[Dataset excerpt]
::::::::::

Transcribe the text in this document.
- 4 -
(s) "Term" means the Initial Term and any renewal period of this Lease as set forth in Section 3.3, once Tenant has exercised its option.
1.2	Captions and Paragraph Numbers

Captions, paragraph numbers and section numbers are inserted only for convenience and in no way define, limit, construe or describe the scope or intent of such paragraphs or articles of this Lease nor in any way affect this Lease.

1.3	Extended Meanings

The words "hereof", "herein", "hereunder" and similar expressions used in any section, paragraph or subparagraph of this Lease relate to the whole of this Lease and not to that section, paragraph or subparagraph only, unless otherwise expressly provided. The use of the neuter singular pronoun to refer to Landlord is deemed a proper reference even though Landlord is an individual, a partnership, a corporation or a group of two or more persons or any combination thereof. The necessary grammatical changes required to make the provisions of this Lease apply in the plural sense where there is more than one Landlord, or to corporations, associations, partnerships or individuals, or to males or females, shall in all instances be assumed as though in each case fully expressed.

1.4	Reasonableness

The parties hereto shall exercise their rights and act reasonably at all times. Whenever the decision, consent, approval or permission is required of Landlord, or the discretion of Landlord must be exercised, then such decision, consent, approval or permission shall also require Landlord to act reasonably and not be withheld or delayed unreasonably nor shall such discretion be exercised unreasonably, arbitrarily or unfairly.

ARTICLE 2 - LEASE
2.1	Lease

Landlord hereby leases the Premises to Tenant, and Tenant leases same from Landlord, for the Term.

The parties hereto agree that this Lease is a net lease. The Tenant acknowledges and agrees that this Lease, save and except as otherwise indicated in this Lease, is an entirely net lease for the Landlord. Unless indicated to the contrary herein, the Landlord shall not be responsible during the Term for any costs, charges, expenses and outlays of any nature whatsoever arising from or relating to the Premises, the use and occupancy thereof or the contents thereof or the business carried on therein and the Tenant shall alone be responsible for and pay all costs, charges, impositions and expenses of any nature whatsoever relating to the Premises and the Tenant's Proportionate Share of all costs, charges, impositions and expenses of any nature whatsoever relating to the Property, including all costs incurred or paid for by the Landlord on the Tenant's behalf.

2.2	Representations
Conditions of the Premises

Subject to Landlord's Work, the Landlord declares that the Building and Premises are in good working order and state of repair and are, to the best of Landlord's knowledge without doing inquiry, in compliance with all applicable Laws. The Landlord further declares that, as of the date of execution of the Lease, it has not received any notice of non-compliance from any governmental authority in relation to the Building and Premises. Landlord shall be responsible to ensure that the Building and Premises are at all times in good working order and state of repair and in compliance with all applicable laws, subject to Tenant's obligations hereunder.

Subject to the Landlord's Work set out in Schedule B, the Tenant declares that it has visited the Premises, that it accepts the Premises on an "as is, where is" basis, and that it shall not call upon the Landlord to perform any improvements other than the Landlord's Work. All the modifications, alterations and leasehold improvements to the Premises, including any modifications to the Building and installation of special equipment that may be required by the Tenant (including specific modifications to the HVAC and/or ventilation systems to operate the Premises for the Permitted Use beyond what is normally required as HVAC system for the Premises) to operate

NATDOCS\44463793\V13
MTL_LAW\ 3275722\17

::::::::::

## Exercise directions
Quote all the records. Keep every word exact.

## Output for this exercise
Transcribe the text in this document.
- 4 -
(s) "Term" means the Initial Term and any renewal period of this Lease as set forth in Section 3.3, once Tenant has exercised its option.
1.2	Captions and Paragraph Numbers

Captions, paragraph numbers and section numbers are inserted only for convenience and in no way define, limit, construe or describe the scope or intent of such paragraphs or articles of this Lease nor in any way affect this Lease.

1.3	Extended Meanings

The words "hereof", "herein", "hereunder" and similar expressions used in any section, paragraph or subparagraph of this Lease relate to the whole of this Lease and not to that section, paragraph or subparagraph only, unless otherwise expressly provided. The use of the neuter singular pronoun to refer to Landlord is deemed a proper reference even though Landlord is an individual, a partnership, a corporation or a group of two or more persons or any combination thereof. The necessary grammatical changes required to make the provisions of this Lease apply in the plural sense where there is more than one Landlord, or to corporations, associations, partnerships or individuals, or to males or females, shall in all instances be assumed as though in each case fully expressed.

1.4	Reasonableness

The parties hereto shall exercise their rights and act reasonably at all times. Whenever the decision, consent, approval or permission is required of Landlord, or the discretion of Landlord must be exercised, then such decision, consent, approval or permission shall also require Landlord to act reasonably and not be withheld or delayed unreasonably nor shall such discretion be exercised unreasonably, arbitrarily or unfairly.

ARTICLE 2 - LEASE
2.1	Lease

Landlord hereby leases the Premises to Tenant, and Tenant leases same from Landlord, for the Term.

The parties hereto agree that this Lease is a net lease. The Tenant acknowledges and agrees that this Lease, save and except as otherwise indicated in this Lease, is an entirely net lease for the Landlord. Unless indicated to the contrary herein, the Landlord shall not be responsible during the Term for any costs, charges, expenses and outlays of any nature whatsoever arising from or relating to the Premises, the use and occupancy thereof or the contents thereof or the business carried on therein and the Tenant shall alone be responsible for and pay all costs, charges, impositions and expenses of any nature whatsoever relating to the Premises and the Tenant's Proportionate Share of all costs, charges, impositions and expenses of any nature whatsoever relating to the Property, including all costs incurred or paid for by the Landlord on the Tenant's behalf.

2.2	Representations
Conditions of the Premises

Subject to Landlord's Work, the Landlord declares that the Building and Premises are in good working order and state of repair and are, to the best of Landlord's knowledge without doing inquiry, in compliance with all applicable Laws. The Landlord further declares that, as of the date of execution of the Lease, it has not received any notice of non-compliance from any governmental authority in relation to the Building and Premises. Landlord shall be responsible to ensure that the Building and Premises are at all times in good working order and state of repair and in compliance with all applicable laws, subject to Tenant's obligations hereunder.

Subject to the Landlord's Work set out in Schedule B, the Tenant declares that it has visited the Premises, that it accepts the Premises on an "as is, where is" basis, and that it shall not call upon the Landlord to perform any improvements other than the Landlord's Work. All the modifications, alterations and leasehold improvements to the Premises, including any modifications to the Building and installation of special equipment that may be required by the Tenant (including specific modifications to the HVAC and/or ventilation systems to operate the Premises for the Permitted Use beyond what is normally required as HVAC system for the Premises) to operate

NATDOCS\44463793\V13
MTL_LAW\ 3275722\17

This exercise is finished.